- TASK DESCRIPTION
Search the data below for "positivos"; list each line that holds it.

(Figure record extracts)

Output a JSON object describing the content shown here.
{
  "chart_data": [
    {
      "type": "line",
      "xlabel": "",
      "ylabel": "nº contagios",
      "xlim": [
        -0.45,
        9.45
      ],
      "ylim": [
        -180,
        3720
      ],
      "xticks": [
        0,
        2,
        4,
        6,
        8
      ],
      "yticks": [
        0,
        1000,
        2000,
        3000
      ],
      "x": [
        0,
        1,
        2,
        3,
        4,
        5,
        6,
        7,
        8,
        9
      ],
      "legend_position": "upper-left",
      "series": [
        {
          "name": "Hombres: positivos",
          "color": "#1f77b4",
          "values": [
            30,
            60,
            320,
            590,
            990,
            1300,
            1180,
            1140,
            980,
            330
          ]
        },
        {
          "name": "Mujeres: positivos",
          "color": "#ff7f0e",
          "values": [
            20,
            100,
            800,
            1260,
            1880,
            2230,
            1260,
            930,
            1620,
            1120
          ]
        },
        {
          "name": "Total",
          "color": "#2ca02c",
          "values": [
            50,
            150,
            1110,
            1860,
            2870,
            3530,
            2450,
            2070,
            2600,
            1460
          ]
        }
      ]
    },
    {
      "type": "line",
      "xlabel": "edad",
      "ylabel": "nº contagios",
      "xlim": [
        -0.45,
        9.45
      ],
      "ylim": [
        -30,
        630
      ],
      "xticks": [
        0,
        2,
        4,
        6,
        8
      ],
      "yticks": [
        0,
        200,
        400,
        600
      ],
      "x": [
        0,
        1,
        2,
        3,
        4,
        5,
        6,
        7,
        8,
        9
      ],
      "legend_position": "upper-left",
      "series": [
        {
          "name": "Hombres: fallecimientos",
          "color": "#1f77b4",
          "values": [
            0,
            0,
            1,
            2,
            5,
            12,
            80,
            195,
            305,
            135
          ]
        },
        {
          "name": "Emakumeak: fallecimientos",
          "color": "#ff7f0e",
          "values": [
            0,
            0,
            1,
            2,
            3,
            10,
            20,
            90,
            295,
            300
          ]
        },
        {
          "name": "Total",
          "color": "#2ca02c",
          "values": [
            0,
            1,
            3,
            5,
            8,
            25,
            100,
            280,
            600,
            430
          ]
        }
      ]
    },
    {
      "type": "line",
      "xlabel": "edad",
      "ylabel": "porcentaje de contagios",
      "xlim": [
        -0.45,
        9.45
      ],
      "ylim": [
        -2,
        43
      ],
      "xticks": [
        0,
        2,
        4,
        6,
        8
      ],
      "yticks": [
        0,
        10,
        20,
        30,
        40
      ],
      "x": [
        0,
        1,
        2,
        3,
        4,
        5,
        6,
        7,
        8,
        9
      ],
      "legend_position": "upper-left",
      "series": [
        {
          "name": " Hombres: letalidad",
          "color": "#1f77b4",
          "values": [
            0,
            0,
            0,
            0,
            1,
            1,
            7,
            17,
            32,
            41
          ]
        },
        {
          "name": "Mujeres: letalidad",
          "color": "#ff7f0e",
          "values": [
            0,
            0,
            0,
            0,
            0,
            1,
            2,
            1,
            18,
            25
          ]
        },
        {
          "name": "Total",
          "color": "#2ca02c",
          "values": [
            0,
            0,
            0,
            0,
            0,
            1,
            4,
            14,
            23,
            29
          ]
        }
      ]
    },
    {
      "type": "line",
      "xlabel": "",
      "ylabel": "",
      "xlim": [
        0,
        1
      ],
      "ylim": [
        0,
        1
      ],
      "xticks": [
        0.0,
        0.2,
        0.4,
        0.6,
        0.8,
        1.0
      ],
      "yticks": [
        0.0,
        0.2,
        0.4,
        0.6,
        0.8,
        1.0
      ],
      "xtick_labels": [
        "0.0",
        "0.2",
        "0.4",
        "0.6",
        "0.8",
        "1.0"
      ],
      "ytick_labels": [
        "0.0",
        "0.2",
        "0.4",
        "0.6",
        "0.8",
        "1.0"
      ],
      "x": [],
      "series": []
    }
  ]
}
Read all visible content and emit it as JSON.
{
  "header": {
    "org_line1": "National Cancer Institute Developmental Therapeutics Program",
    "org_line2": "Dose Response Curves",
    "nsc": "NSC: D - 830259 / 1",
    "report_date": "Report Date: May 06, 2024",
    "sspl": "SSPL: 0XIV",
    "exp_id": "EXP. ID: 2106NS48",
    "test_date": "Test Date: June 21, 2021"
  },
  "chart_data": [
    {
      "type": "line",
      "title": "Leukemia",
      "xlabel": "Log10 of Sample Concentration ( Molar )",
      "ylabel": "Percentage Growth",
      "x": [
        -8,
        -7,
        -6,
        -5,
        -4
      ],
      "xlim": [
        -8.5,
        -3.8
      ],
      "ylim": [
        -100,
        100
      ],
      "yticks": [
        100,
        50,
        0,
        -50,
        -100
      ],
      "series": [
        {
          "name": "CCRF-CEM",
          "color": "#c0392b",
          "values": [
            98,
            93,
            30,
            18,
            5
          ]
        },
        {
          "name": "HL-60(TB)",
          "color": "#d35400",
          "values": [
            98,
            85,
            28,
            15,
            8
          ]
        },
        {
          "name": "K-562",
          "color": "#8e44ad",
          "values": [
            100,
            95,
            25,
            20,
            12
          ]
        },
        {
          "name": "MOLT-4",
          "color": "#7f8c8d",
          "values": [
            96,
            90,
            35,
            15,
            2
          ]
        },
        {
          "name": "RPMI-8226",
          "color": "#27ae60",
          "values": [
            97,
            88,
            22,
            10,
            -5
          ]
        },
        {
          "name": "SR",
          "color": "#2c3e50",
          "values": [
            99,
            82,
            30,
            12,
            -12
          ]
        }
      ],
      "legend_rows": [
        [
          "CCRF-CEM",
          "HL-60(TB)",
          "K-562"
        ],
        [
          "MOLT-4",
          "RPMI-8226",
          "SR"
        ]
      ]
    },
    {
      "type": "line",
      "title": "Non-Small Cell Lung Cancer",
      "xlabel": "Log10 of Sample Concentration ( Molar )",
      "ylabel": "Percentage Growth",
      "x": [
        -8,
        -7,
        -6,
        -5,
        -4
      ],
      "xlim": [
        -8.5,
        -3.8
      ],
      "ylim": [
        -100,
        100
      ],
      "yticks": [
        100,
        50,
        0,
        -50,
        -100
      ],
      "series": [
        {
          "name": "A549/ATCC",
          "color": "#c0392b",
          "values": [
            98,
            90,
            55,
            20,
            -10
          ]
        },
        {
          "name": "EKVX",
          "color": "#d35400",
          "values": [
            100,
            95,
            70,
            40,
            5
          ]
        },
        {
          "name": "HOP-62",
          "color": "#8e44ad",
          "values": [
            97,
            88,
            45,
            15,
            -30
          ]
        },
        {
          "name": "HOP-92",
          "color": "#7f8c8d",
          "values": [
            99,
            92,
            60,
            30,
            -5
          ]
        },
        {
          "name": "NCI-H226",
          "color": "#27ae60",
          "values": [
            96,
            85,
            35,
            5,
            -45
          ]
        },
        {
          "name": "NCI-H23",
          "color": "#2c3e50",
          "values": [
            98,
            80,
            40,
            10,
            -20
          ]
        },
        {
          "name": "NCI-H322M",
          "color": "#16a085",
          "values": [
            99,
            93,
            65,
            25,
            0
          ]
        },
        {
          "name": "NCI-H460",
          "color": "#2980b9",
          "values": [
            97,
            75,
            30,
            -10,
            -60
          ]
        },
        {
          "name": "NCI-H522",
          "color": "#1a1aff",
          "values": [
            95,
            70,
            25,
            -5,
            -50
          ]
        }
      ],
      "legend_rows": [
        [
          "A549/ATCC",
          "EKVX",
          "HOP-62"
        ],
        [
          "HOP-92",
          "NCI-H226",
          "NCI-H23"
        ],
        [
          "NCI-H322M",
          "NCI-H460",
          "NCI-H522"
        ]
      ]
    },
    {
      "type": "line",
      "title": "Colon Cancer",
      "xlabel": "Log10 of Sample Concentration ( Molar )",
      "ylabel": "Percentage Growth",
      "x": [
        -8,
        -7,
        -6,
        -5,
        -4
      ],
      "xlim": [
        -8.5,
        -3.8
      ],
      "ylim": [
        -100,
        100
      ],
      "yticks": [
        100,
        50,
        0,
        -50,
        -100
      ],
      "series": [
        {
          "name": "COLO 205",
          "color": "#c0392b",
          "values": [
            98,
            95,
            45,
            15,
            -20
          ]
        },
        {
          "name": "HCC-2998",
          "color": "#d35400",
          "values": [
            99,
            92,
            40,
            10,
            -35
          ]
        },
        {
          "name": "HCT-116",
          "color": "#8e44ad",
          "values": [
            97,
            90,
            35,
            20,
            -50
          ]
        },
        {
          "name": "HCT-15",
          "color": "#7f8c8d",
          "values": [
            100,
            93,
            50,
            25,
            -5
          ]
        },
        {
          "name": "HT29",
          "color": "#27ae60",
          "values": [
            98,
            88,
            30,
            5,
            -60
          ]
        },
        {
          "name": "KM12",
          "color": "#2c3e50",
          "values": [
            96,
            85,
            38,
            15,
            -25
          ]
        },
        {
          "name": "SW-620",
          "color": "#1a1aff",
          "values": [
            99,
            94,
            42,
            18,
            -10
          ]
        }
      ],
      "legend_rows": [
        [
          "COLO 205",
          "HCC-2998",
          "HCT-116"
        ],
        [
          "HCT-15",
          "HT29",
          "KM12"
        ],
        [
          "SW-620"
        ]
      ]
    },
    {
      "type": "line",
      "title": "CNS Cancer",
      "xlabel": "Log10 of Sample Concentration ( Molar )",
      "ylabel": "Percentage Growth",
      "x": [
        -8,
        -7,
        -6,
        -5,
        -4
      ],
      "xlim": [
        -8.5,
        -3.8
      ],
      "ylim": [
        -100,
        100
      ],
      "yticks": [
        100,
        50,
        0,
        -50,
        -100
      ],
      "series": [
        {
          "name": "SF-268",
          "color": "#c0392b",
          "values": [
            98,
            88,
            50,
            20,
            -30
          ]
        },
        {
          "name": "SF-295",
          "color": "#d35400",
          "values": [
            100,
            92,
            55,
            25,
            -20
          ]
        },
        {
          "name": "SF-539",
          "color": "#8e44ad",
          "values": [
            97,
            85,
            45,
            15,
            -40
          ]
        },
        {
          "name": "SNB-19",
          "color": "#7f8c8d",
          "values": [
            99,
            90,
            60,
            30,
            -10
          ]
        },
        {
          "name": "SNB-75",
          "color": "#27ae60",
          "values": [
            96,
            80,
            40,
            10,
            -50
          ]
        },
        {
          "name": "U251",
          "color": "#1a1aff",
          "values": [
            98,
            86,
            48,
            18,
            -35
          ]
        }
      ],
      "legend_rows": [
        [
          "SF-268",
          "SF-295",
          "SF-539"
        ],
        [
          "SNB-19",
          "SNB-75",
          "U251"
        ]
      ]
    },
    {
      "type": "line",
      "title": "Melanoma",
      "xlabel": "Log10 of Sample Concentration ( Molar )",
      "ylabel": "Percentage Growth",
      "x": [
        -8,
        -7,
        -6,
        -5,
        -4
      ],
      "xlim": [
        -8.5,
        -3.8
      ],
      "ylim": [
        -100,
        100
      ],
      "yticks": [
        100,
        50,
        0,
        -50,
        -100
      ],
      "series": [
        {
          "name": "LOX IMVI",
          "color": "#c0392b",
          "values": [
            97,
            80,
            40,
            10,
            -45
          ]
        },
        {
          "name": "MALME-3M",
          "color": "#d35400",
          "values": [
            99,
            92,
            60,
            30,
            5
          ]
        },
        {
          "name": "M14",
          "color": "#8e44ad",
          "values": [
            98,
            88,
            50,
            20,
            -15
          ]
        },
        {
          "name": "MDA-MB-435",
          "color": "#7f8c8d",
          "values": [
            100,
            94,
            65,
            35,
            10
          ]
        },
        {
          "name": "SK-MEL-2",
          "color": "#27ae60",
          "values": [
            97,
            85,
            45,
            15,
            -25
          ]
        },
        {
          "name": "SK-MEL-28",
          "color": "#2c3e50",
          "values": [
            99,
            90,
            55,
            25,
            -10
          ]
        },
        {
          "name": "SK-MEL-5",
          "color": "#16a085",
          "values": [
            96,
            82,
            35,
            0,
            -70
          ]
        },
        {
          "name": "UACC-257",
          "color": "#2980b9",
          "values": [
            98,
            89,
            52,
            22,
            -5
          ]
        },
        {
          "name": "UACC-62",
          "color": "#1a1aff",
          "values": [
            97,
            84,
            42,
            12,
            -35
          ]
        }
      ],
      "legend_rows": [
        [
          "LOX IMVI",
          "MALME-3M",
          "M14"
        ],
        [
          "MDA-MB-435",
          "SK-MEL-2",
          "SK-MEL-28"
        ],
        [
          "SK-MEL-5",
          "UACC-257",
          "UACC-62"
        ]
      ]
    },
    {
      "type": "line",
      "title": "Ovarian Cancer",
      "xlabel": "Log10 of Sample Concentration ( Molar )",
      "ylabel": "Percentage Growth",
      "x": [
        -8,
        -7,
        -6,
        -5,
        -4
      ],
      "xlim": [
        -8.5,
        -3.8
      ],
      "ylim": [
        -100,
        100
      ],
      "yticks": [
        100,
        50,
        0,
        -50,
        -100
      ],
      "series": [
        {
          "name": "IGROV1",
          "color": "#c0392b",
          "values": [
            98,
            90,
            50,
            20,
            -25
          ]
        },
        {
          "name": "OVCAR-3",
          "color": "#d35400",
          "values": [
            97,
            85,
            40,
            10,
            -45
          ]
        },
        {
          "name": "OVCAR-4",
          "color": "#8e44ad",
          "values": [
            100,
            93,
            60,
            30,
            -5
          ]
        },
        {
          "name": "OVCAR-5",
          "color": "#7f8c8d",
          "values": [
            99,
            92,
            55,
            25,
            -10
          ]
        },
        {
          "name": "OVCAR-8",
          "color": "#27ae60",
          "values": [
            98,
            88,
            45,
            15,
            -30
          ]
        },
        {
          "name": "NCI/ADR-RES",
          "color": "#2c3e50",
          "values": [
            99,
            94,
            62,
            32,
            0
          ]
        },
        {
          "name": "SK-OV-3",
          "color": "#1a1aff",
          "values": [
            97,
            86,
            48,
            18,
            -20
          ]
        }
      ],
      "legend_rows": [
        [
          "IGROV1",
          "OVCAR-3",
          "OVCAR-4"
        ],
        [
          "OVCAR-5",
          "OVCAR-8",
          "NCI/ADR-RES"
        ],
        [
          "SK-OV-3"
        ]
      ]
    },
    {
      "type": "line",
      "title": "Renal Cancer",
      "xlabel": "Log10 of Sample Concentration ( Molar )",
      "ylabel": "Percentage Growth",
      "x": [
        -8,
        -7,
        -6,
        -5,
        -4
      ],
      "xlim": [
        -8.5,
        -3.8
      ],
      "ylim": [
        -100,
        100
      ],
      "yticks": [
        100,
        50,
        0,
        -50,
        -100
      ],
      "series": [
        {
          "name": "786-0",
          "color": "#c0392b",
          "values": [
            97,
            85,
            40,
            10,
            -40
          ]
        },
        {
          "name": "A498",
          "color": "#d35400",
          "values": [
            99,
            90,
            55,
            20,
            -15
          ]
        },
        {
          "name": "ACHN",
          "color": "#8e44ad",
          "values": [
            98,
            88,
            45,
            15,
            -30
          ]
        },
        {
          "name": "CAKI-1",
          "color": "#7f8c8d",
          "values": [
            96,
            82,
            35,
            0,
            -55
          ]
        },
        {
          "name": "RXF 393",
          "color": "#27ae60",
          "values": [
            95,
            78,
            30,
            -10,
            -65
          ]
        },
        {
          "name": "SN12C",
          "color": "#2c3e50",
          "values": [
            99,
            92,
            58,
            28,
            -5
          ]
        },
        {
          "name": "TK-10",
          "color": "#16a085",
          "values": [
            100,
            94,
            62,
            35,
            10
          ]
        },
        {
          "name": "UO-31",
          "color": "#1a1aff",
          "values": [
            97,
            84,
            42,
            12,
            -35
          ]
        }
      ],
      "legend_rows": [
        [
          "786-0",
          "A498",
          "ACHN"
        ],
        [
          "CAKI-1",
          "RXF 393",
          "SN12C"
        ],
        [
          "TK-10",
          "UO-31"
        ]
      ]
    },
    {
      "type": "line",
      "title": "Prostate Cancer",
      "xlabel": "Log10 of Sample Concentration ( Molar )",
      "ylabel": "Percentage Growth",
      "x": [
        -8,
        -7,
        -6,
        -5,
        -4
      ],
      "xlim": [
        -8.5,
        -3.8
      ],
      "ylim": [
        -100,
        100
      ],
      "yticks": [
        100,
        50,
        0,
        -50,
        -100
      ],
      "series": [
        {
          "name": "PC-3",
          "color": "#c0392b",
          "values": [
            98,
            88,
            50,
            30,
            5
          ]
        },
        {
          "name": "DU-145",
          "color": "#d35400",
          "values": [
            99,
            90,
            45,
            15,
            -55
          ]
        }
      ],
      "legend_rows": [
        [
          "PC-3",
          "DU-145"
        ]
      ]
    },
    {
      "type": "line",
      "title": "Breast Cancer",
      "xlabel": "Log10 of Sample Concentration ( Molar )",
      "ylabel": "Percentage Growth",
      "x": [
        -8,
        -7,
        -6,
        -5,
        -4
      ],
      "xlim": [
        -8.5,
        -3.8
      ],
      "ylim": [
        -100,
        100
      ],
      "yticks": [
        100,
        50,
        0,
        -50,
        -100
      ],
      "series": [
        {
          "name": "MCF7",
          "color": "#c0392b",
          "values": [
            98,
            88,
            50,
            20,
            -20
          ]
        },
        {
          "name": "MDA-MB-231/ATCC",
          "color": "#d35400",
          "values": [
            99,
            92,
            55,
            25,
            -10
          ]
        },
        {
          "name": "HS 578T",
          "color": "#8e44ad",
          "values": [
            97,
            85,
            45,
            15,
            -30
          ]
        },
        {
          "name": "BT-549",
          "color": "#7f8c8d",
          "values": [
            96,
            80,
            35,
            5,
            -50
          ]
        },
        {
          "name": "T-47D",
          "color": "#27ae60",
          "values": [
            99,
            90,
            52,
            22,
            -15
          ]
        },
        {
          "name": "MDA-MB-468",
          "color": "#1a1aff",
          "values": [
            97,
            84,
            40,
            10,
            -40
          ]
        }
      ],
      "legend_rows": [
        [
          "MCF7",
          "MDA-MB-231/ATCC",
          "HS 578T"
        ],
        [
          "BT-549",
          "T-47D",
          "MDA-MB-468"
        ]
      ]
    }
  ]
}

- CORRECT OUTPUT
          "name": "Hombres: positivos",
          "name": "Mujeres: positivos",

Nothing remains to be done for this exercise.